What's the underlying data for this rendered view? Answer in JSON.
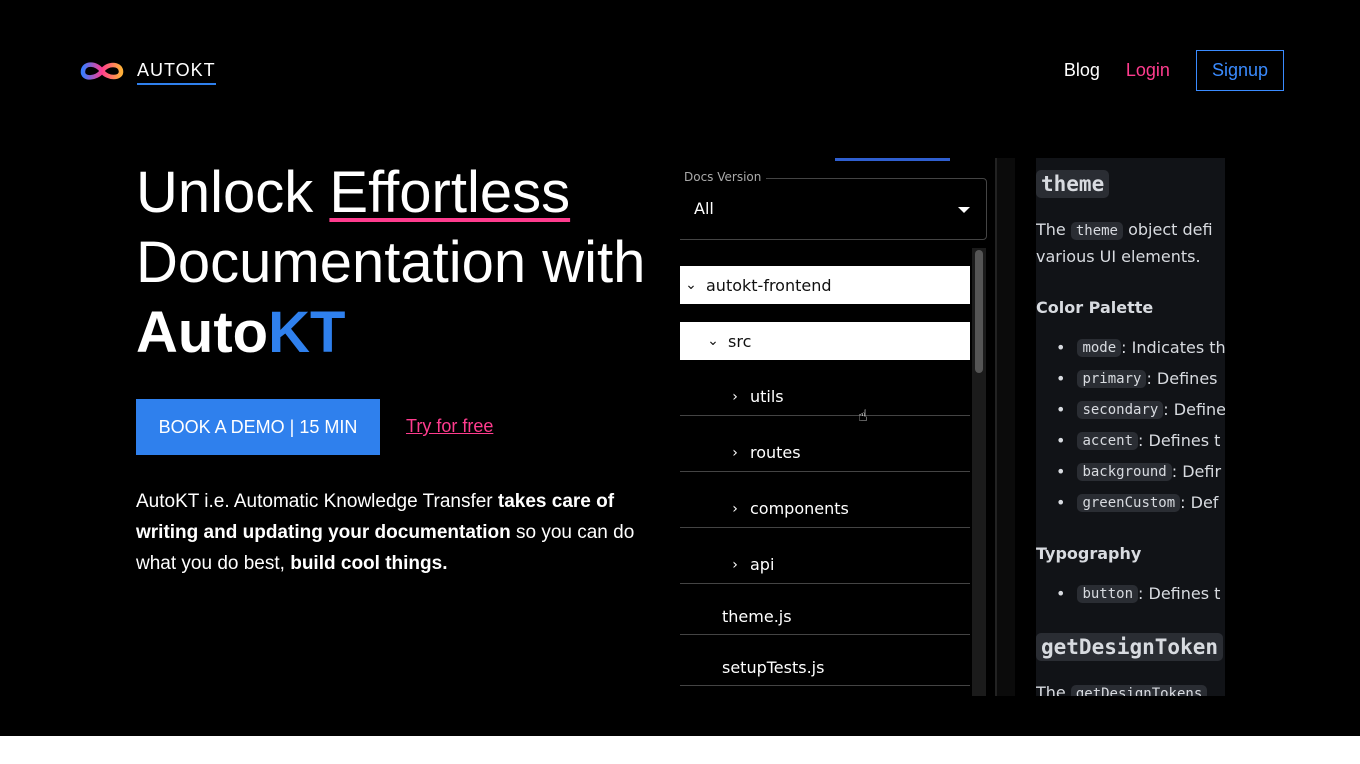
{
  "header": {
    "logo_text": "AUTOKT",
    "nav": {
      "blog": "Blog",
      "login": "Login",
      "signup": "Signup"
    }
  },
  "hero": {
    "title": {
      "line1_a": "Unlock ",
      "line1_b": "Effortless",
      "line2": "Documentation with",
      "line3_a": "Auto",
      "line3_b": "KT"
    },
    "cta_primary": "BOOK A DEMO | 15 MIN",
    "cta_secondary": "Try for free",
    "desc": {
      "a": "AutoKT i.e. Automatic Knowledge Transfer ",
      "b": "takes care of writing and updating your documentation",
      "c": " so you can do what you do best, ",
      "d": "build cool things."
    }
  },
  "colors": {
    "accent_blue": "#2f80ed",
    "accent_pink": "#ff3c8e",
    "background": "#000000"
  },
  "demo": {
    "docs_version": {
      "label": "Docs Version",
      "value": "All"
    },
    "tree": [
      {
        "label": "autokt-frontend",
        "icon": "chevron-down-icon",
        "selected": true
      },
      {
        "label": "src",
        "icon": "chevron-down-icon",
        "selected": true
      },
      {
        "label": "utils",
        "icon": "chevron-right-icon"
      },
      {
        "label": "routes",
        "icon": "chevron-right-icon"
      },
      {
        "label": "components",
        "icon": "chevron-right-icon"
      },
      {
        "label": "api",
        "icon": "chevron-right-icon"
      },
      {
        "label": "theme.js"
      },
      {
        "label": "setupTests.js"
      }
    ],
    "doc": {
      "heading": "theme",
      "intro_a": "The ",
      "intro_code": "theme",
      "intro_b": " object defi",
      "intro_line2": "various UI elements.",
      "color_palette": "Color Palette",
      "palette": [
        {
          "code": "mode",
          "text": ": Indicates th"
        },
        {
          "code": "primary",
          "text": ": Defines"
        },
        {
          "code": "secondary",
          "text": ": Define"
        },
        {
          "code": "accent",
          "text": ": Defines t"
        },
        {
          "code": "background",
          "text": ": Defir"
        },
        {
          "code": "greenCustom",
          "text": ": Def"
        }
      ],
      "typography": "Typography",
      "typo": [
        {
          "code": "button",
          "text": ": Defines t"
        }
      ],
      "heading2": "getDesignToken",
      "intro2_a": "The ",
      "intro2_code": "getDesignTokens"
    }
  }
}
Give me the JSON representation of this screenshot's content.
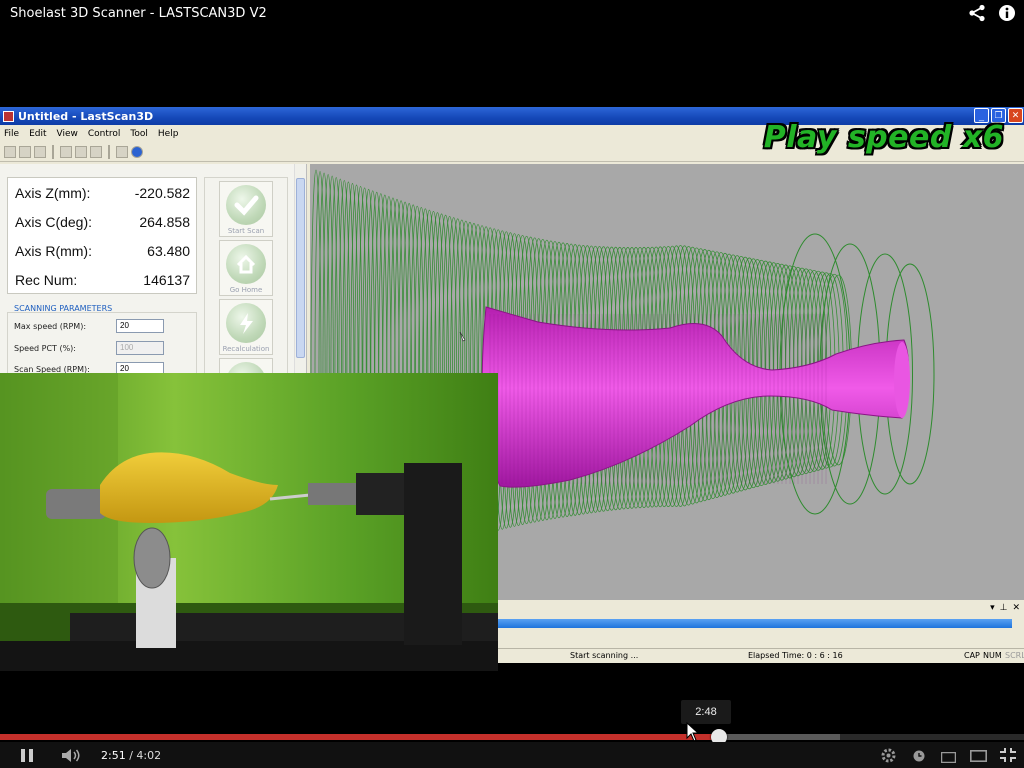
{
  "video": {
    "title": "Shoelast 3D Scanner - LASTSCAN3D V2",
    "current_time": "2:51",
    "separator": " / ",
    "duration": "4:02",
    "hover_time": "2:48",
    "played_fraction": 0.7,
    "buffered_fraction": 0.82
  },
  "window": {
    "title": "Untitled - LastScan3D",
    "menu": [
      "File",
      "Edit",
      "View",
      "Control",
      "Tool",
      "Help"
    ]
  },
  "overlay": {
    "play_speed": "Play speed x6"
  },
  "axes": [
    {
      "label": "Axis Z(mm):",
      "value": "-220.582"
    },
    {
      "label": "Axis C(deg):",
      "value": "264.858"
    },
    {
      "label": "Axis R(mm):",
      "value": "63.480"
    },
    {
      "label": "Rec Num:",
      "value": "146137"
    }
  ],
  "params": {
    "title": "SCANNING PARAMETERS",
    "max_speed_label": "Max speed (RPM):",
    "max_speed_value": "20",
    "speed_pct_label": "Speed PCT (%):",
    "speed_pct_value": "100",
    "scan_speed_label": "Scan Speed (RPM):",
    "scan_speed_value": "20"
  },
  "buttons": {
    "start_scan": "Start Scan",
    "go_home": "Go Home",
    "recalculation": "Recalculation"
  },
  "status": {
    "message": "Start scanning ...",
    "elapsed": "Elapsed Time:  0 :  6 : 16",
    "cap": "CAP",
    "num": "NUM",
    "scrl": "SCRL"
  },
  "colors": {
    "progress_played": "#c4302b",
    "mesh_green": "#2e8b2e",
    "model_magenta": "#d62bd0",
    "play_speed_text": "#22b326"
  }
}
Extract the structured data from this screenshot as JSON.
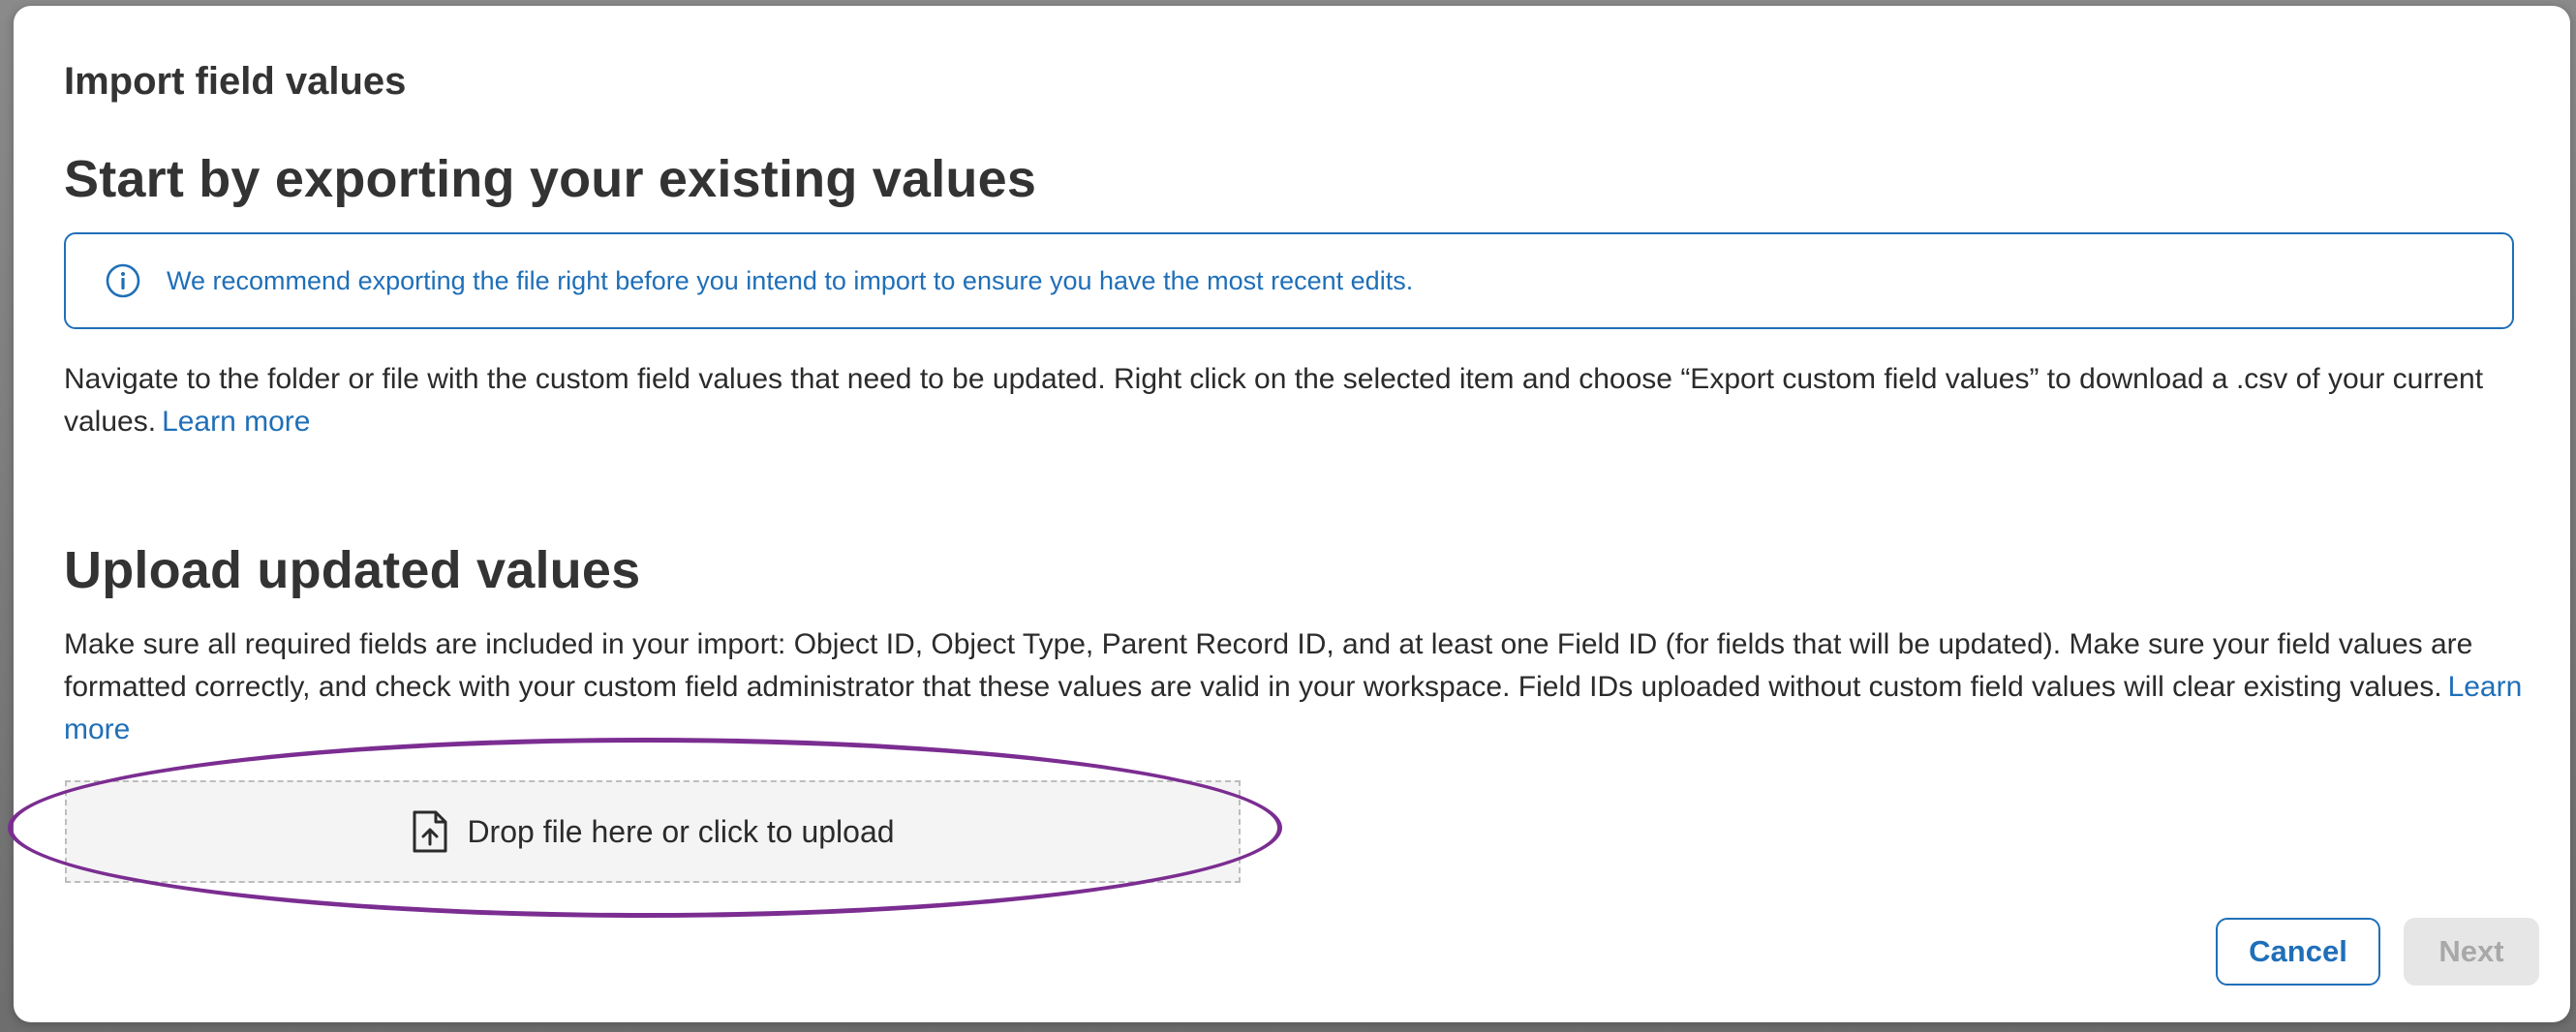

:::

**WHAT IS ASKED:**
Copy out all the data without changing anything, and drop the pictures.

**SOLUTION:**
What's the underlying data for this rendered view? Answer in JSON.
{
  "header": {
    "logo_text": "AUTOKT",
    "nav": {
      "blog": "Blog",
      "login": "Login",
      "signup": "Signup"
    }
  },
  "hero": {
    "title": {
      "line1_a": "Unlock ",
      "line1_b": "Effortless",
      "line2": "Documentation with",
      "line3_a": "Auto",
      "line3_b": "KT"
    },
    "cta_primary": "BOOK A DEMO | 15 MIN",
    "cta_secondary": "Try for free",
    "desc": {
      "a": "AutoKT i.e. Automatic Knowledge Transfer ",
      "b": "takes care of writing and updating your documentation",
      "c": " so you can do what you do best, ",
      "d": "build cool things."
    }
  },
  "colors": {
    "accent_blue": "#2f80ed",
    "accent_pink": "#ff3c8e",
    "background": "#000000"
  },
  "demo": {
    "docs_version": {
      "label": "Docs Version",
      "value": "All"
    },
    "tree": [
      {
        "label": "autokt-frontend",
        "icon": "chevron-down-icon",
        "selected": true
      },
      {
        "label": "src",
        "icon": "chevron-down-icon",
        "selected": true
      },
      {
        "label": "utils",
        "icon": "chevron-right-icon"
      },
      {
        "label": "routes",
        "icon": "chevron-right-icon"
      },
      {
        "label": "components",
        "icon": "chevron-right-icon"
      },
      {
        "label": "api",
        "icon": "chevron-right-icon"
      },
      {
        "label": "theme.js"
      },
      {
        "label": "setupTests.js"
      }
    ],
    "doc": {
      "heading": "theme",
      "intro_a": "The ",
      "intro_code": "theme",
      "intro_b": " object defi",
      "intro_line2": "various UI elements.",
      "color_palette": "Color Palette",
      "palette": [
        {
          "code": "mode",
          "text": ": Indicates th"
        },
        {
          "code": "primary",
          "text": ": Defines"
        },
        {
          "code": "secondary",
          "text": ": Define"
        },
        {
          "code": "accent",
          "text": ": Defines t"
        },
        {
          "code": "background",
          "text": ": Defir"
        },
        {
          "code": "greenCustom",
          "text": ": Def"
        }
      ],
      "typography": "Typography",
      "typo": [
        {
          "code": "button",
          "text": ": Defines t"
        }
      ],
      "heading2": "getDesignToken",
      "intro2_a": "The ",
      "intro2_code": "getDesignTokens"
    }
  }
}
Give me the JSON representation of this screenshot's content.
{
  "video": {
    "title": "Shoelast 3D Scanner - LASTSCAN3D V2",
    "current_time": "2:51",
    "separator": " / ",
    "duration": "4:02",
    "hover_time": "2:48",
    "played_fraction": 0.7,
    "buffered_fraction": 0.82
  },
  "window": {
    "title": "Untitled - LastScan3D",
    "menu": [
      "File",
      "Edit",
      "View",
      "Control",
      "Tool",
      "Help"
    ]
  },
  "overlay": {
    "play_speed": "Play speed x6"
  },
  "axes": [
    {
      "label": "Axis Z(mm):",
      "value": "-220.582"
    },
    {
      "label": "Axis C(deg):",
      "value": "264.858"
    },
    {
      "label": "Axis R(mm):",
      "value": "63.480"
    },
    {
      "label": "Rec Num:",
      "value": "146137"
    }
  ],
  "params": {
    "title": "SCANNING PARAMETERS",
    "max_speed_label": "Max speed (RPM):",
    "max_speed_value": "20",
    "speed_pct_label": "Speed PCT (%):",
    "speed_pct_value": "100",
    "scan_speed_label": "Scan Speed (RPM):",
    "scan_speed_value": "20"
  },
  "buttons": {
    "start_scan": "Start Scan",
    "go_home": "Go Home",
    "recalculation": "Recalculation"
  },
  "status": {
    "message": "Start scanning ...",
    "elapsed": "Elapsed Time:  0 :  6 : 16",
    "cap": "CAP",
    "num": "NUM",
    "scrl": "SCRL"
  },
  "colors": {
    "progress_played": "#c4302b",
    "mesh_green": "#2e8b2e",
    "model_magenta": "#d62bd0",
    "play_speed_text": "#22b326"
  }
}
Extract the structured data from this screenshot as JSON.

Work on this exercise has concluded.